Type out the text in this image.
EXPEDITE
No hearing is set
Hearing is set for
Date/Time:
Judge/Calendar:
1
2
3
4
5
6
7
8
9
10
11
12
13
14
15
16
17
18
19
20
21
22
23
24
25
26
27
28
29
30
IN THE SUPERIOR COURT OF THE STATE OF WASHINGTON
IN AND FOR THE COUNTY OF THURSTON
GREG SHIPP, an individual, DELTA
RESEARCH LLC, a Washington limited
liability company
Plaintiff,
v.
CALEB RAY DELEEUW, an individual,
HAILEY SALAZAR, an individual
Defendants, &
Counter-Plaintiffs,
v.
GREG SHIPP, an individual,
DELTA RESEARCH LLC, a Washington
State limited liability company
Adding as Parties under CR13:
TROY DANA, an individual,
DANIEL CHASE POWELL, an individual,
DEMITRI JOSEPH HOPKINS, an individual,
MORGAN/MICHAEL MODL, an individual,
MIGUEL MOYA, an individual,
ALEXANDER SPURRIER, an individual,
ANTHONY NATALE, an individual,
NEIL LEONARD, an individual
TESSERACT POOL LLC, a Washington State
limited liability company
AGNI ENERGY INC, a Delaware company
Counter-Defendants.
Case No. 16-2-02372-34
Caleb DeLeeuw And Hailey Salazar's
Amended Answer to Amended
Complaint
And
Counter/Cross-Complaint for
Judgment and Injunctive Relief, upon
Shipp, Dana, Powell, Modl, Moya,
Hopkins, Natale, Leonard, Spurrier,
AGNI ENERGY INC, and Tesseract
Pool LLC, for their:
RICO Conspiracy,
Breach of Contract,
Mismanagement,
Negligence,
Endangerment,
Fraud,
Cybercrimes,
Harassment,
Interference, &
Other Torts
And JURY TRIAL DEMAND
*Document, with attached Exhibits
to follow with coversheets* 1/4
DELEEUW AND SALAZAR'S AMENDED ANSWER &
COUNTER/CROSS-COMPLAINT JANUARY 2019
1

◆ ◆ ◆

■ Exercise brief:
Repeat every entry exactly as written above.

■ Problem solution:
Type out the text in this image.
EXPEDITE
No hearing is set
Hearing is set for
Date/Time:
Judge/Calendar:
1
2
3
4
5
6
7
8
9
10
11
12
13
14
15
16
17
18
19
20
21
22
23
24
25
26
27
28
29
30
IN THE SUPERIOR COURT OF THE STATE OF WASHINGTON
IN AND FOR THE COUNTY OF THURSTON
GREG SHIPP, an individual, DELTA
RESEARCH LLC, a Washington limited
liability company
Plaintiff,
v.
CALEB RAY DELEEUW, an individual,
HAILEY SALAZAR, an individual
Defendants, &
Counter-Plaintiffs,
v.
GREG SHIPP, an individual,
DELTA RESEARCH LLC, a Washington
State limited liability company
Adding as Parties under CR13:
TROY DANA, an individual,
DANIEL CHASE POWELL, an individual,
DEMITRI JOSEPH HOPKINS, an individual,
MORGAN/MICHAEL MODL, an individual,
MIGUEL MOYA, an individual,
ALEXANDER SPURRIER, an individual,
ANTHONY NATALE, an individual,
NEIL LEONARD, an individual
TESSERACT POOL LLC, a Washington State
limited liability company
AGNI ENERGY INC, a Delaware company
Counter-Defendants.
Case No. 16-2-02372-34
Caleb DeLeeuw And Hailey Salazar's
Amended Answer to Amended
Complaint
And
Counter/Cross-Complaint for
Judgment and Injunctive Relief, upon
Shipp, Dana, Powell, Modl, Moya,
Hopkins, Natale, Leonard, Spurrier,
AGNI ENERGY INC, and Tesseract
Pool LLC, for their:
RICO Conspiracy,
Breach of Contract,
Mismanagement,
Negligence,
Endangerment,
Fraud,
Cybercrimes,
Harassment,
Interference, &
Other Torts
And JURY TRIAL DEMAND
*Document, with attached Exhibits
to follow with coversheets* 1/4
DELEEUW AND SALAZAR'S AMENDED ANSWER &
COUNTER/CROSS-COMPLAINT JANUARY 2019
1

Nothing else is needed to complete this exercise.